Data listing:
▼

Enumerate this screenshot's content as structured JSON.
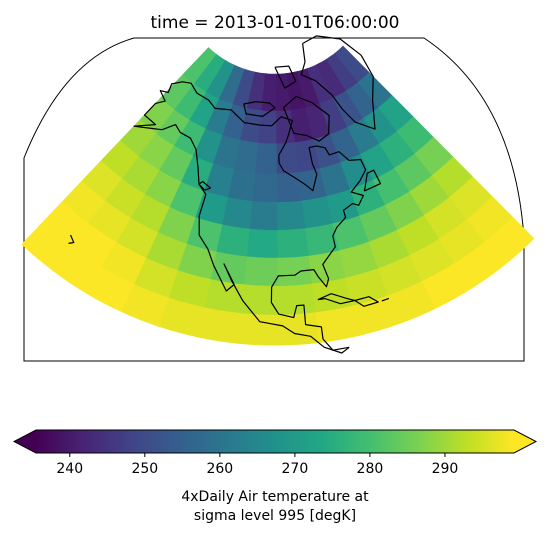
{
  "chart_data": {
    "type": "heatmap",
    "title": "time = 2013-01-01T06:00:00",
    "projection": "Lambert conformal (North America)",
    "variable": "air",
    "colormap": "viridis",
    "colorbar": {
      "orientation": "horizontal",
      "extend": "both",
      "vmin": 235.5,
      "vmax": 299.2,
      "ticks": [
        240,
        250,
        260,
        270,
        280,
        290
      ],
      "tick_labels": [
        "240",
        "250",
        "260",
        "270",
        "280",
        "290"
      ],
      "label_line1": "4xDaily Air temperature at",
      "label_line2": "sigma level 995 [degK]"
    },
    "coastlines": true,
    "grid": {
      "lat": [
        75.0,
        67.5,
        60.0,
        52.5,
        45.0,
        37.5,
        30.0,
        22.5,
        15.0
      ],
      "lon": [
        200,
        210,
        220,
        230,
        240,
        250,
        260,
        270,
        280,
        290,
        300,
        310,
        320,
        330
      ],
      "air_degK": [
        [
          281,
          275,
          268,
          258,
          250,
          244,
          241,
          240,
          239,
          240,
          244,
          243,
          247,
          250
        ],
        [
          283,
          279,
          272,
          262,
          255,
          250,
          248,
          244,
          241,
          242,
          247,
          252,
          256,
          260
        ],
        [
          287,
          284,
          279,
          268,
          260,
          258,
          255,
          250,
          249,
          251,
          256,
          262,
          268,
          272
        ],
        [
          290,
          288,
          284,
          275,
          263,
          259,
          257,
          255,
          256,
          260,
          266,
          272,
          276,
          279
        ],
        [
          293,
          291,
          288,
          281,
          270,
          265,
          262,
          265,
          268,
          270,
          276,
          280,
          283,
          286
        ],
        [
          296,
          294,
          292,
          287,
          281,
          276,
          274,
          276,
          278,
          281,
          284,
          287,
          290,
          292
        ],
        [
          298,
          297,
          295,
          291,
          287,
          284,
          285,
          286,
          288,
          289,
          291,
          293,
          295,
          296
        ],
        [
          299,
          299,
          298,
          295,
          293,
          292,
          292,
          292,
          293,
          294,
          295,
          296,
          297,
          298
        ],
        [
          299,
          299,
          299,
          298,
          297,
          297,
          297,
          297,
          298,
          298,
          298,
          299,
          299,
          299
        ]
      ]
    }
  }
}
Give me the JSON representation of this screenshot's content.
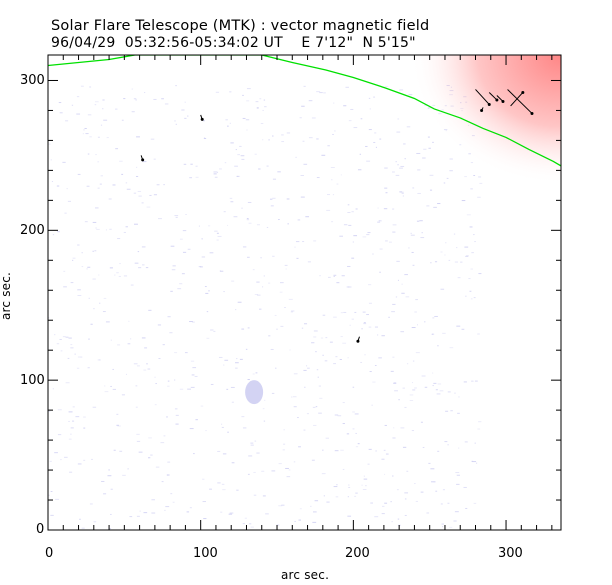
{
  "chart_data": {
    "type": "line",
    "title": "Solar Flare Telescope (MTK) : vector magnetic field",
    "subtitle": "96/04/29  05:32:56-05:34:02 UT    E 7'12\"  N 5'15\"",
    "xlabel": "arc sec.",
    "ylabel": "arc sec.",
    "xlim": [
      0,
      336
    ],
    "ylim": [
      0,
      317
    ],
    "xticks": [
      "0",
      "100",
      "200",
      "300"
    ],
    "yticks": [
      "0",
      "100",
      "200",
      "300"
    ],
    "xtick_values": [
      0,
      100,
      200,
      300
    ],
    "ytick_values": [
      0,
      100,
      200,
      300
    ],
    "grid": false,
    "series": [
      {
        "name": "solar limb",
        "color": "#00e000",
        "x": [
          0,
          20,
          40,
          57,
          140,
          160,
          182,
          200,
          221,
          240,
          253,
          270,
          285,
          300,
          315,
          331,
          336
        ],
        "y": [
          310,
          312,
          314,
          317,
          317,
          312,
          307,
          302,
          295,
          288,
          281,
          275,
          268,
          262,
          254,
          246,
          243
        ]
      }
    ],
    "vectors": [
      {
        "x": 61,
        "y": 250,
        "dx": 1,
        "dy": -3
      },
      {
        "x": 100,
        "y": 277,
        "dx": 1,
        "dy": -3
      },
      {
        "x": 204,
        "y": 129,
        "dx": -1,
        "dy": -3
      },
      {
        "x": 280,
        "y": 294,
        "dx": 9,
        "dy": -10
      },
      {
        "x": 289,
        "y": 292,
        "dx": 5,
        "dy": -5
      },
      {
        "x": 294,
        "y": 290,
        "dx": 4,
        "dy": -4
      },
      {
        "x": 301,
        "y": 294,
        "dx": 16,
        "dy": -16
      },
      {
        "x": 303,
        "y": 283,
        "dx": 8,
        "dy": 9
      },
      {
        "x": 285,
        "y": 282,
        "dx": -1,
        "dy": -2
      }
    ],
    "color_maps": {
      "positive": "#ff8080",
      "negative": "#c8c8f0"
    },
    "features": [
      {
        "name": "strong field region",
        "x": [
          250,
          336
        ],
        "y": [
          250,
          317
        ],
        "sign": "positive"
      },
      {
        "name": "weak spot",
        "x": [
          135
        ],
        "y": [
          92
        ],
        "sign": "negative"
      }
    ]
  }
}
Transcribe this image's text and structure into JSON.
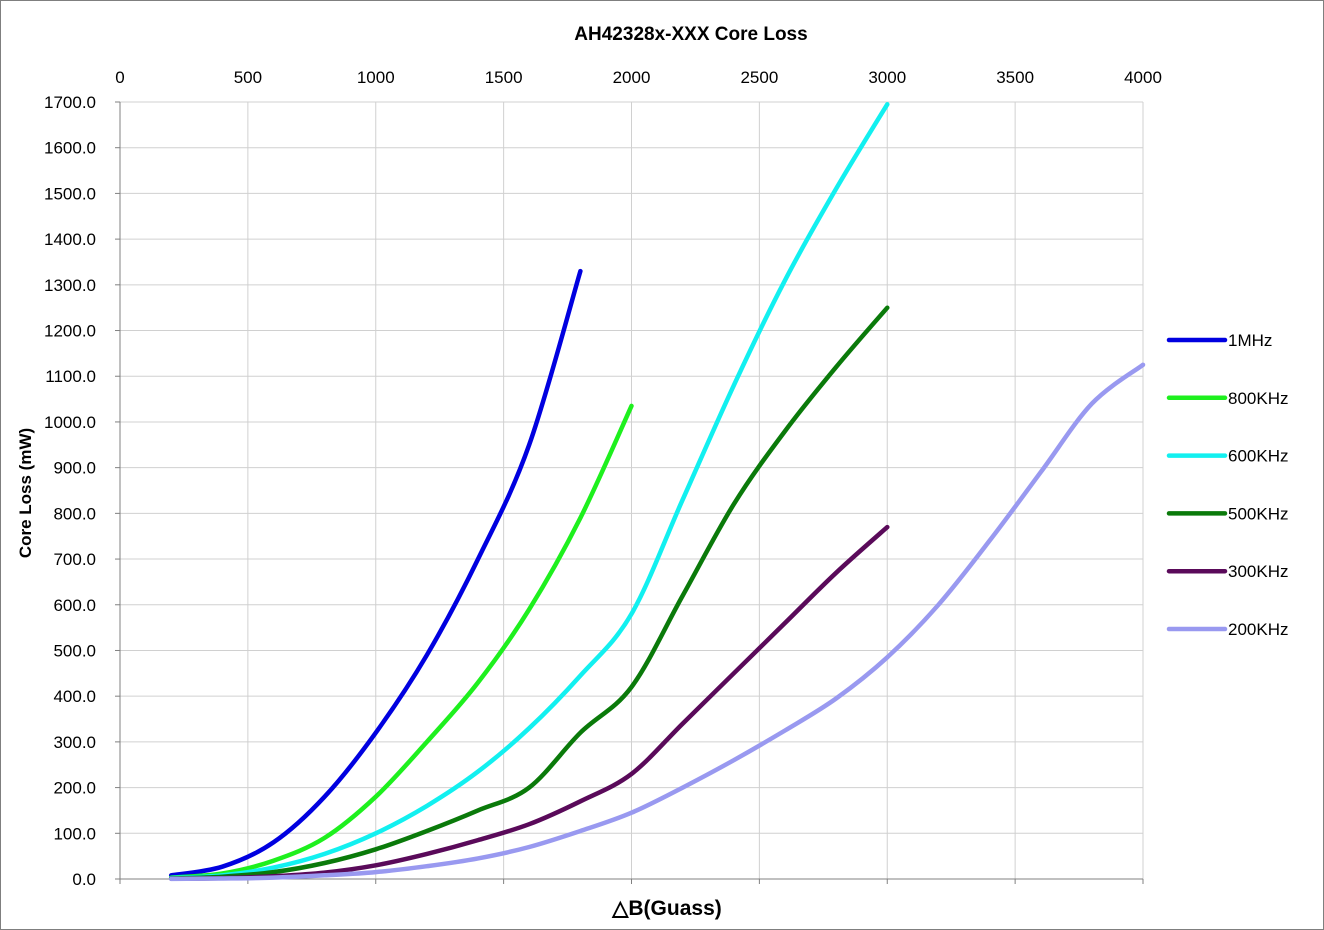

▲

> EXERCISE DIRECTIONS
Repeat the records above exactly, leaving out the pictures.

> EXERCISE SOLUTION
Enumerate this screenshot's content as structured JSON.
{
  "chart_data": {
    "type": "heatmap",
    "title": "time = 2013-01-01T06:00:00",
    "projection": "Lambert conformal (North America)",
    "variable": "air",
    "colormap": "viridis",
    "colorbar": {
      "orientation": "horizontal",
      "extend": "both",
      "vmin": 235.5,
      "vmax": 299.2,
      "ticks": [
        240,
        250,
        260,
        270,
        280,
        290
      ],
      "tick_labels": [
        "240",
        "250",
        "260",
        "270",
        "280",
        "290"
      ],
      "label_line1": "4xDaily Air temperature at",
      "label_line2": "sigma level 995 [degK]"
    },
    "coastlines": true,
    "grid": {
      "lat": [
        75.0,
        67.5,
        60.0,
        52.5,
        45.0,
        37.5,
        30.0,
        22.5,
        15.0
      ],
      "lon": [
        200,
        210,
        220,
        230,
        240,
        250,
        260,
        270,
        280,
        290,
        300,
        310,
        320,
        330
      ],
      "air_degK": [
        [
          281,
          275,
          268,
          258,
          250,
          244,
          241,
          240,
          239,
          240,
          244,
          243,
          247,
          250
        ],
        [
          283,
          279,
          272,
          262,
          255,
          250,
          248,
          244,
          241,
          242,
          247,
          252,
          256,
          260
        ],
        [
          287,
          284,
          279,
          268,
          260,
          258,
          255,
          250,
          249,
          251,
          256,
          262,
          268,
          272
        ],
        [
          290,
          288,
          284,
          275,
          263,
          259,
          257,
          255,
          256,
          260,
          266,
          272,
          276,
          279
        ],
        [
          293,
          291,
          288,
          281,
          270,
          265,
          262,
          265,
          268,
          270,
          276,
          280,
          283,
          286
        ],
        [
          296,
          294,
          292,
          287,
          281,
          276,
          274,
          276,
          278,
          281,
          284,
          287,
          290,
          292
        ],
        [
          298,
          297,
          295,
          291,
          287,
          284,
          285,
          286,
          288,
          289,
          291,
          293,
          295,
          296
        ],
        [
          299,
          299,
          298,
          295,
          293,
          292,
          292,
          292,
          293,
          294,
          295,
          296,
          297,
          298
        ],
        [
          299,
          299,
          299,
          298,
          297,
          297,
          297,
          297,
          298,
          298,
          298,
          299,
          299,
          299
        ]
      ]
    }
  }
}
Give me the JSON representation of this screenshot's content.
{
  "chart_data": {
    "type": "line",
    "title": "Solar Flare Telescope (MTK) : vector magnetic field",
    "subtitle": "96/04/29  05:32:56-05:34:02 UT    E 7'12\"  N 5'15\"",
    "xlabel": "arc sec.",
    "ylabel": "arc sec.",
    "xlim": [
      0,
      336
    ],
    "ylim": [
      0,
      317
    ],
    "xticks": [
      "0",
      "100",
      "200",
      "300"
    ],
    "yticks": [
      "0",
      "100",
      "200",
      "300"
    ],
    "xtick_values": [
      0,
      100,
      200,
      300
    ],
    "ytick_values": [
      0,
      100,
      200,
      300
    ],
    "grid": false,
    "series": [
      {
        "name": "solar limb",
        "color": "#00e000",
        "x": [
          0,
          20,
          40,
          57,
          140,
          160,
          182,
          200,
          221,
          240,
          253,
          270,
          285,
          300,
          315,
          331,
          336
        ],
        "y": [
          310,
          312,
          314,
          317,
          317,
          312,
          307,
          302,
          295,
          288,
          281,
          275,
          268,
          262,
          254,
          246,
          243
        ]
      }
    ],
    "vectors": [
      {
        "x": 61,
        "y": 250,
        "dx": 1,
        "dy": -3
      },
      {
        "x": 100,
        "y": 277,
        "dx": 1,
        "dy": -3
      },
      {
        "x": 204,
        "y": 129,
        "dx": -1,
        "dy": -3
      },
      {
        "x": 280,
        "y": 294,
        "dx": 9,
        "dy": -10
      },
      {
        "x": 289,
        "y": 292,
        "dx": 5,
        "dy": -5
      },
      {
        "x": 294,
        "y": 290,
        "dx": 4,
        "dy": -4
      },
      {
        "x": 301,
        "y": 294,
        "dx": 16,
        "dy": -16
      },
      {
        "x": 303,
        "y": 283,
        "dx": 8,
        "dy": 9
      },
      {
        "x": 285,
        "y": 282,
        "dx": -1,
        "dy": -2
      }
    ],
    "color_maps": {
      "positive": "#ff8080",
      "negative": "#c8c8f0"
    },
    "features": [
      {
        "name": "strong field region",
        "x": [
          250,
          336
        ],
        "y": [
          250,
          317
        ],
        "sign": "positive"
      },
      {
        "name": "weak spot",
        "x": [
          135
        ],
        "y": [
          92
        ],
        "sign": "negative"
      }
    ]
  }
}
Transcribe this image's text and structure into JSON.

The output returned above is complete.